— Start Items —
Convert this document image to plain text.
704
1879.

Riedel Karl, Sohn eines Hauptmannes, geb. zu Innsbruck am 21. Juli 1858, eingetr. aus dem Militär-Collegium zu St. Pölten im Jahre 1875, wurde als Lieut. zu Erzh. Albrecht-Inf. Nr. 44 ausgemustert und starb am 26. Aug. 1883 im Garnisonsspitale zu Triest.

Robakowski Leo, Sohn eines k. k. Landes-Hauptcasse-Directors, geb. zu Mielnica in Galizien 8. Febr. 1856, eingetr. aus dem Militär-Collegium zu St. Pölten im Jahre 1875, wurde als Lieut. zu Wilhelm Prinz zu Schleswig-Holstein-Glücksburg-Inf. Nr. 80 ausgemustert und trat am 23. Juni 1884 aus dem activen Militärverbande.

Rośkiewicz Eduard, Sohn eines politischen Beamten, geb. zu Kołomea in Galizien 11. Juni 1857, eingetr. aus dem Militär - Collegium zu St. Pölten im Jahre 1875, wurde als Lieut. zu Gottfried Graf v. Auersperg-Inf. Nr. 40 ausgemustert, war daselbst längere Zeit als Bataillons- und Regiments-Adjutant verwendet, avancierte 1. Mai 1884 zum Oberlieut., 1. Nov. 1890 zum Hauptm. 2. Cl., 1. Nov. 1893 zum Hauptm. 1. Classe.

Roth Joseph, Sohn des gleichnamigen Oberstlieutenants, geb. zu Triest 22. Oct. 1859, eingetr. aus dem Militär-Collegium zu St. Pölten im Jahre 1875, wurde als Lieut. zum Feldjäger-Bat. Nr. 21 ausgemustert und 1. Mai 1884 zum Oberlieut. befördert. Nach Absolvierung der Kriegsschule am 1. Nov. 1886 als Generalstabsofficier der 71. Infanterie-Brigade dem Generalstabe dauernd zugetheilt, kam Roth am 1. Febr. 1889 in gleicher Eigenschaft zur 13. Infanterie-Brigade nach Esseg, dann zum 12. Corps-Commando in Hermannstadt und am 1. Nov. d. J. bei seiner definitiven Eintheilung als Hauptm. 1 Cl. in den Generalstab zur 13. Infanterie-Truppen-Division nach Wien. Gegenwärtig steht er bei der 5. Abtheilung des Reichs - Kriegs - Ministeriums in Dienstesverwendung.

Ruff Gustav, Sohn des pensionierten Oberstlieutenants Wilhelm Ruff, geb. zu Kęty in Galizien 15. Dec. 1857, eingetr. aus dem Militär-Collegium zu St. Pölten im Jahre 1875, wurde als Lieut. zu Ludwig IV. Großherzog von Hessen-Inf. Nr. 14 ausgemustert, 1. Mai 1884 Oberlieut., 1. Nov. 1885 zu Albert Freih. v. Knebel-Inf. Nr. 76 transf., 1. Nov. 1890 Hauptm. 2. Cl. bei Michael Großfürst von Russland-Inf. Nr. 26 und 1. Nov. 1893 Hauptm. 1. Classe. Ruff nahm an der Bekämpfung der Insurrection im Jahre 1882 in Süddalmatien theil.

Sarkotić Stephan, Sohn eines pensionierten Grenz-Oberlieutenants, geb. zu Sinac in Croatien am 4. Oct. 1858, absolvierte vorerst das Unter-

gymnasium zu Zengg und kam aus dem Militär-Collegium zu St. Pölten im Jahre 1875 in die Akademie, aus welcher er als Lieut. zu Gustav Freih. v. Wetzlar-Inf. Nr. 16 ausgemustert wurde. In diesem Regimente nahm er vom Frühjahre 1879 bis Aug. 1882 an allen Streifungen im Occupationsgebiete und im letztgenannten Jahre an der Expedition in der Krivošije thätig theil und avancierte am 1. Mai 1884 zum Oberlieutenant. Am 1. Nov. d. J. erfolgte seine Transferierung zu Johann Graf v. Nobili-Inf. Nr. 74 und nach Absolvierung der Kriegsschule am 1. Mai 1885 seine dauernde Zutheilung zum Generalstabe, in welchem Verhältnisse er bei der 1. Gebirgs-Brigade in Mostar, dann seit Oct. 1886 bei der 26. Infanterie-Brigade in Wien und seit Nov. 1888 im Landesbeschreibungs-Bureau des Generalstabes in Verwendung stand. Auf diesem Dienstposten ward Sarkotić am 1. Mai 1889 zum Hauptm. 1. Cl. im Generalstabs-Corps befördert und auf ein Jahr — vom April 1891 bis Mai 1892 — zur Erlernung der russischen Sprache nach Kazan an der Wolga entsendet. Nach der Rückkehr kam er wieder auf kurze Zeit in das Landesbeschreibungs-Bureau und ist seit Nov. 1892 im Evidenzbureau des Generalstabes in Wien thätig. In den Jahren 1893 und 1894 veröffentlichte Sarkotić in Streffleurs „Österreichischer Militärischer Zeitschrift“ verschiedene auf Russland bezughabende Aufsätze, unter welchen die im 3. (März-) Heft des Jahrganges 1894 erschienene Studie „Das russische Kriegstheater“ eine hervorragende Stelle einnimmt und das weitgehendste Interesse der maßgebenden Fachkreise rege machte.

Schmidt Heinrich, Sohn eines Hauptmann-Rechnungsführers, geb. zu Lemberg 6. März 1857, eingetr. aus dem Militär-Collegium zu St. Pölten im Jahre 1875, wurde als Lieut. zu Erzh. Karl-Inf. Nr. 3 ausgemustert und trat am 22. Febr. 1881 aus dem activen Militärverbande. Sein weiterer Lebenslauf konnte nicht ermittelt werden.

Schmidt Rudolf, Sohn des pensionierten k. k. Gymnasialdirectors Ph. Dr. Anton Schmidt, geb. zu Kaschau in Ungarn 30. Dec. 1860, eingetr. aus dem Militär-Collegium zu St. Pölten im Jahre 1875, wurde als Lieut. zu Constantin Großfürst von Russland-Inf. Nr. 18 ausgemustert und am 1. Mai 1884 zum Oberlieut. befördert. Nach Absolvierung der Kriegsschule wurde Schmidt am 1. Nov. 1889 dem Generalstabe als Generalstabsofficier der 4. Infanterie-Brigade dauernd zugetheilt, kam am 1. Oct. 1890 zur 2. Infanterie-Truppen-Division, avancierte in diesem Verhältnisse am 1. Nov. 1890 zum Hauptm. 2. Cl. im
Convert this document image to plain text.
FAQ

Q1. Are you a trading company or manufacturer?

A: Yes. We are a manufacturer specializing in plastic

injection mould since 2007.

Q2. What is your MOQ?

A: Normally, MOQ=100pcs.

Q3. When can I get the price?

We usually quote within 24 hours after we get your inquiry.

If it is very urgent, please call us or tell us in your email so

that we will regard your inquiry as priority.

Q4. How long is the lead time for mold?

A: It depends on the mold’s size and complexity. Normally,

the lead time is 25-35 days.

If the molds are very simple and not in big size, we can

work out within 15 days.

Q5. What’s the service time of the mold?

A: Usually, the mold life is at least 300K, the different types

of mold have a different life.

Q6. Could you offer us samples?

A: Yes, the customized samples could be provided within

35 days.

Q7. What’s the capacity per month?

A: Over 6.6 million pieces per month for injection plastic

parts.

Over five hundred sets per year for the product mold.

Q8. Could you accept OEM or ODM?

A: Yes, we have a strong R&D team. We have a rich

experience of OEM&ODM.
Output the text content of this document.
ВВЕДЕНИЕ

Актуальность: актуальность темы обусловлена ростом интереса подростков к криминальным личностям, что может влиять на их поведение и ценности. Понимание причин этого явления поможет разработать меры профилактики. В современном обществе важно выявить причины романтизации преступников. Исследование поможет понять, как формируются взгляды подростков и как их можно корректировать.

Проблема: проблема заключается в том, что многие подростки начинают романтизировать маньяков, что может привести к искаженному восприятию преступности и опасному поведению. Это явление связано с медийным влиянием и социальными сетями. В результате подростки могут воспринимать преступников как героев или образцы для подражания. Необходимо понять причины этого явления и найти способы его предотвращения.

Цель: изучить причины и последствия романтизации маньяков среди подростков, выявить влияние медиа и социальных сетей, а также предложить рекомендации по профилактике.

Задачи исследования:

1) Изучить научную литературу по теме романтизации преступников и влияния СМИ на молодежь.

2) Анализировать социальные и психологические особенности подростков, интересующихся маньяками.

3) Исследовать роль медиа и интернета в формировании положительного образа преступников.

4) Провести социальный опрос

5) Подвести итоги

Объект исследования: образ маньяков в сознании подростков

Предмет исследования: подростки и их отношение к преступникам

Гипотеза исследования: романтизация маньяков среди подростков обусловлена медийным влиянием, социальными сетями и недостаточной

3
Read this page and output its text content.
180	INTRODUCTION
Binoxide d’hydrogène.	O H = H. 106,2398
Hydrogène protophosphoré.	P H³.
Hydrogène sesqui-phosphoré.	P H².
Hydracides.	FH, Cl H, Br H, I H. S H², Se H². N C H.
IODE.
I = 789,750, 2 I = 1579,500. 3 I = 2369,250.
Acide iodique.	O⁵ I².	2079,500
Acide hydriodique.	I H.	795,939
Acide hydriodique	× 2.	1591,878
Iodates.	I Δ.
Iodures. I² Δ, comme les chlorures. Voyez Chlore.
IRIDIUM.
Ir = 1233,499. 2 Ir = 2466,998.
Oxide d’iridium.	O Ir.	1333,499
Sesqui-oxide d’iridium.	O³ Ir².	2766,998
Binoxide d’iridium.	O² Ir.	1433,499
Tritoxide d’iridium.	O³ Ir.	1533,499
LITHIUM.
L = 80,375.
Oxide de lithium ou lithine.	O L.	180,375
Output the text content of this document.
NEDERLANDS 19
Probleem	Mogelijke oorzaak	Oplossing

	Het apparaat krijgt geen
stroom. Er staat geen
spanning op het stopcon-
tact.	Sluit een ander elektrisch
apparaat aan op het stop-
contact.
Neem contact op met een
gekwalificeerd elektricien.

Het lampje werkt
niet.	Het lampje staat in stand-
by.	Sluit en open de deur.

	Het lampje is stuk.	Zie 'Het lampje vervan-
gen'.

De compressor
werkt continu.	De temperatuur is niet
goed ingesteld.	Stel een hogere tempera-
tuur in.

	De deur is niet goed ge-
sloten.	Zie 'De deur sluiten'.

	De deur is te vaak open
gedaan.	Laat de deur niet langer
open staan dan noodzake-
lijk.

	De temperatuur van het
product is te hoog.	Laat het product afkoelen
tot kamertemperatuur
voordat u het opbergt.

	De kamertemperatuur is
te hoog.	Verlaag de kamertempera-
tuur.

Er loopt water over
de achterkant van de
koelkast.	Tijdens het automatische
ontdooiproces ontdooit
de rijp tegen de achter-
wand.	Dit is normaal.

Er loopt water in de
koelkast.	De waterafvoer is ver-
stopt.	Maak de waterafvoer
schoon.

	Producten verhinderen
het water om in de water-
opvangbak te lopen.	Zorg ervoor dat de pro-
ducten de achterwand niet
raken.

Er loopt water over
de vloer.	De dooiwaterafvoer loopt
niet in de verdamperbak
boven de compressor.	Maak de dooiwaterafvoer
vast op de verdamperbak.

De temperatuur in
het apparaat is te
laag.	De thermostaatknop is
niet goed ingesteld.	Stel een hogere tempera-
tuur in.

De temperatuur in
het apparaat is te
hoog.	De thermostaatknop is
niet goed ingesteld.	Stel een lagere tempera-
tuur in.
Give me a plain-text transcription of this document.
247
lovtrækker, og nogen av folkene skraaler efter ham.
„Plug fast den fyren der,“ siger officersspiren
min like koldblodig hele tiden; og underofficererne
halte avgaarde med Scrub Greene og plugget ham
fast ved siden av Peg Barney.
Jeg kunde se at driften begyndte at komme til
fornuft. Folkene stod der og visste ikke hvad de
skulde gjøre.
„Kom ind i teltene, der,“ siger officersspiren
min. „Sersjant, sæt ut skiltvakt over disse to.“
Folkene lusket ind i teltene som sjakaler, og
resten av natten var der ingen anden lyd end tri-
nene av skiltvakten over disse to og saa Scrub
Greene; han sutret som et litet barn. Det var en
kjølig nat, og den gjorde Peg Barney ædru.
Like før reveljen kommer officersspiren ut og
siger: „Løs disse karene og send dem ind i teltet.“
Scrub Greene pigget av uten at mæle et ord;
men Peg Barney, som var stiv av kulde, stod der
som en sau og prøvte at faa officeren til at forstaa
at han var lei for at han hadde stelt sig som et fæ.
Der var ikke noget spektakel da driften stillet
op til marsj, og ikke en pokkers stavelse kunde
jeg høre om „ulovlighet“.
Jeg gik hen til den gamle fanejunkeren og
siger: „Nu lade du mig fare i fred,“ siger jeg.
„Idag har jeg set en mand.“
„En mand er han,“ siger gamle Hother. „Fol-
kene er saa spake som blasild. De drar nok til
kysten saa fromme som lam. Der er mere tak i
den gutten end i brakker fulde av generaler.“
— End Items —
_Problem_:
List all lines in the material containing the string "werkt".

_Written answer_:
Het lampje werkt
werkt continu.	De temperatuur is niet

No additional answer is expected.